§ **REQUIRED ACTION 1**
Please explain, in one to three sentences, what the musicology course guide says the course is meant to give students and how it fits with the other notation courses it mentions.
§ **REQUIRED ACTION 2**
Carry the musicology course guide forward, beginning after its last learning outcome.

§ **SUPPLIED TEXT**
***

Code: 100653 ECTS Credits: 6
2024/2025
Degree Type Year
2500240 Musicology OB 3

Contact

Name:
Bernat Cabré Cercós
Email:
bernat.cabre@uab.cat

Teaching groups languages

You can view this information at the end of this document.


Prerequisites

The minimum musical knowledge requiered is equivalent to A-level/High school level Conservatoire studies.

It is recommended to know how to edit scores with professional software (preferably Finale or Sibelius).

It is highly recommended to have successfully passed the course "Musical Notation I" and to have passed the 1st year courses "Musical Language I" and Musical Language II".


Objectives and Contextualisation

The course is intended to provide students with the theoretical and practical knowledge required to read, transcribe and perform the different systems of musical notation from the 15th and 16th centuries. This course complements Musical Notation I and finds its logical continuation in the optional course Musical notation of the Baroque era.


Competences

  • Demonstrate a sufficient level of knowledge of historical and current musical language and theory, including the rudiments of harmony and counterpoint, to be able to correctly approach the study of composition.
  • Know and understand the historical evolution of music, its technical, stylistic, aesthetic and interpretative characteristics from a diachronic perspective.
  • Relate knowledge acquired to musical praxis, working with musicians through the analysis and contextualisation of different repertoires, both related to historical music and to the different manifestations of contemporary music.
  • Students must be capable of applying their knowledge to their work or vocation in a professional way and they should have building arguments and problem resolution skills within their area of study.
  • Students must be capable of collecting and interpreting relevant data (usually within their area of study) in order to make statements that reflect social, scientific or ethical relevant issues.
  • Students must be capable of communicating information, ideas, problems and solutions to both specialised and non-specialised audiences.
  • Students must have and understand knowledge of an area of study built on the basis of general secondary education, and while it relies on some advanced textbooks it also includes some aspects coming from the forefront of its field of study.

Learning Outcomes

  1. Acquire fluency of sightreading to practical musical ends.
  2. Apply different models of musical notation in musical praxis.
  3. Be familiar with editions of early music.
  4. Discuss musical theory and praxis with musicians.
  5. Identify the main systems of writing in Western music, both vocal and instrumental (10th to 17th centuries).
  6. Identifying the context of the historical processes.
  7. Integrate knowledge acquired in the production of clear and concise appropriate to the academic and specialist communication.
  8. Make condifent use of vocabulary relative to musical paleography.
  9. Make historical distinctions between the different systems of musical notation.
  10. Produce correct, precise and clear argumental and terminological writing of knowledge acquired, both in the area of musical specialisation and dissemination.

***

§ **RECORD EXCERPTS**
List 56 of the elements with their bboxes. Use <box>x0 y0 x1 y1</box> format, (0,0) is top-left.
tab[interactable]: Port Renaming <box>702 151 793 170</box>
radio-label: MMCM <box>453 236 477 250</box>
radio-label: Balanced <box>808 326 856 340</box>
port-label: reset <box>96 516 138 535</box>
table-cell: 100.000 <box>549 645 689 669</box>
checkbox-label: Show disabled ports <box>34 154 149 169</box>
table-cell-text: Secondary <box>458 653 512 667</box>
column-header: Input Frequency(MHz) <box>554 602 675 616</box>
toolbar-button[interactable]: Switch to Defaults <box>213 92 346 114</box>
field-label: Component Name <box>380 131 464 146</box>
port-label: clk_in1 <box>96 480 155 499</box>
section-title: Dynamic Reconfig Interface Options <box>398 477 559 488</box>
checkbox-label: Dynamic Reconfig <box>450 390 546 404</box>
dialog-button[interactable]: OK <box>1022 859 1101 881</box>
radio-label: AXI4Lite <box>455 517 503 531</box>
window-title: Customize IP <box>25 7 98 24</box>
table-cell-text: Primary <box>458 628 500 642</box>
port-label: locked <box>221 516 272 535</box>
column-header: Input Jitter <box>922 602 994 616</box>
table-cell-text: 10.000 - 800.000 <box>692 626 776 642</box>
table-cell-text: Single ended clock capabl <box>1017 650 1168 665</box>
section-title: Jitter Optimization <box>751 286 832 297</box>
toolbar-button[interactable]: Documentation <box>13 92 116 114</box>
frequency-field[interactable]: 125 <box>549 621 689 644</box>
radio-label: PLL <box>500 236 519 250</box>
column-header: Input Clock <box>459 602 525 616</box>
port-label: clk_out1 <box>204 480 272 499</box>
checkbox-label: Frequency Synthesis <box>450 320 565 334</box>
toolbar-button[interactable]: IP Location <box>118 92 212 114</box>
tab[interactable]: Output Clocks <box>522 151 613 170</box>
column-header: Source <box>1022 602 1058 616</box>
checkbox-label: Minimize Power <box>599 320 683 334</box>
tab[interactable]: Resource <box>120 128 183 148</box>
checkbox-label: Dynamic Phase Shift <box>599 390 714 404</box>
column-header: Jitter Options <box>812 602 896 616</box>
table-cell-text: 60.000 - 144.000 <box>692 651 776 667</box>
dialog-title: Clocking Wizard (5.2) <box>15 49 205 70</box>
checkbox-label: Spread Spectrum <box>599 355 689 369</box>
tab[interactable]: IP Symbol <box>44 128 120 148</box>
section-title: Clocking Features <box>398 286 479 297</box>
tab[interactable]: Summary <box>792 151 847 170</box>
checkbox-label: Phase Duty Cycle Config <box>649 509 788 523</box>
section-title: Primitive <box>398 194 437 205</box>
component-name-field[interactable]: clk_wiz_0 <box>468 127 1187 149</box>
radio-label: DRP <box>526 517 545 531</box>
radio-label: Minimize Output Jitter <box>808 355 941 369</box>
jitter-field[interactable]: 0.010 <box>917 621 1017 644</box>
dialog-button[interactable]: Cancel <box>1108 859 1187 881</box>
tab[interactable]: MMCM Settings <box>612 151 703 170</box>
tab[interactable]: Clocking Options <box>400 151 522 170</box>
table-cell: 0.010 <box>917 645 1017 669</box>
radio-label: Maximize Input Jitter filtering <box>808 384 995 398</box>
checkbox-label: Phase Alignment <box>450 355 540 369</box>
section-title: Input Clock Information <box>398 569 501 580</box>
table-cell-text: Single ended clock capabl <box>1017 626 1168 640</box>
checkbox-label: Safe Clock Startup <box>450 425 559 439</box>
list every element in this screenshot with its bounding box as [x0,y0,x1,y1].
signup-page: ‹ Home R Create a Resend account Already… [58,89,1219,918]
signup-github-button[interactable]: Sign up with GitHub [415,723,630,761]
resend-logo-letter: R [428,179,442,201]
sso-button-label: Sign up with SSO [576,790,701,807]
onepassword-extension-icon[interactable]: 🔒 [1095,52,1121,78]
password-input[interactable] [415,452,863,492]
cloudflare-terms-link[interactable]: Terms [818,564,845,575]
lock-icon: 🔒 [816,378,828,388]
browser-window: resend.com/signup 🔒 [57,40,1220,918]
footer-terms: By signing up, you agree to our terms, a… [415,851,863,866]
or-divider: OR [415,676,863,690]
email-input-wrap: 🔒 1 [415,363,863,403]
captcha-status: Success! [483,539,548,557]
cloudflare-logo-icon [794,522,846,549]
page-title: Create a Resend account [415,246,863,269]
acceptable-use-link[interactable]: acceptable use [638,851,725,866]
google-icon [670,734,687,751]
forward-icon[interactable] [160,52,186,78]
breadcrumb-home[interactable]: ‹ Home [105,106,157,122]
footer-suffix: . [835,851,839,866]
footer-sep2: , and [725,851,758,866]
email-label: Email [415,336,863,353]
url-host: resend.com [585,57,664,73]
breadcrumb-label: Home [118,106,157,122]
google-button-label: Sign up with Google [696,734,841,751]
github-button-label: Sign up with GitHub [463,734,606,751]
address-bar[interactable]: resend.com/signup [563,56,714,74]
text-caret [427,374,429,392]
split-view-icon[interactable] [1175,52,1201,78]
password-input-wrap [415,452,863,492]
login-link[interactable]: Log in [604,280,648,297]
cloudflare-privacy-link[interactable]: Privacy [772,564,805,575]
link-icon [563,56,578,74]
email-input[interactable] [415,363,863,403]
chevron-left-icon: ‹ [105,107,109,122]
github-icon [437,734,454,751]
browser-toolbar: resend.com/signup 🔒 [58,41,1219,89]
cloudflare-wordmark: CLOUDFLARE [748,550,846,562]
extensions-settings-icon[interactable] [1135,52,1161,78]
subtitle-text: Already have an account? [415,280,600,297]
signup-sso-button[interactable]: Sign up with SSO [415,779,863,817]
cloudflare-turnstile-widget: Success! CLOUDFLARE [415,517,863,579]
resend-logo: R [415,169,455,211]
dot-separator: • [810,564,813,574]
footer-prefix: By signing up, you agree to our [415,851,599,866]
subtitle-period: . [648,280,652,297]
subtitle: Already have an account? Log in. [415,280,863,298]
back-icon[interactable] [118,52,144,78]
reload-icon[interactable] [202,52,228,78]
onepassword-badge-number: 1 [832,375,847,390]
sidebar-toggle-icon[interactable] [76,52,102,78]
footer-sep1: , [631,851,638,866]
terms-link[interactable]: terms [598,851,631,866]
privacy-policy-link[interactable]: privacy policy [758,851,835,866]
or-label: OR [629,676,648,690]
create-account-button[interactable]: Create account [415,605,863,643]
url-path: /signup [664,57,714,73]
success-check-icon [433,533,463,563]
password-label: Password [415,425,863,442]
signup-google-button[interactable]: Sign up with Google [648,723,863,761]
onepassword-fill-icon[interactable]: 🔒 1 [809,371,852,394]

***

§ **YOUR RESPONSE 1**
The course is meant to give students the theoretical and practical knowledge needed to read, transcribe and perform the different systems of musical notation from the 15th and 16th centuries. It complements Musical Notation I and continues logically in the optional course Musical notation of the Baroque era.

§ **YOUR RESPONSE 2**
  11. Transcribe the main systems of Western music according to the modern conventions of notation and edition.
  12. Use the appropriate terminology in the construction of an academic text.
  13. Write critical papers on musicology that are planned and organised efficiently.

Content

1. Transversal theme: Theory (Throughout the course, general editorial criteria for the transcription and editing of early music will be introduced, as well as the theoretical foundations of Renaissance music.)

2. White mensural notation from the 15th and 16th centuries.

3. Instrumental tablatures (I): plucked and bowed instruments.

4. Instrumental tablatures (II): keyboard intruments.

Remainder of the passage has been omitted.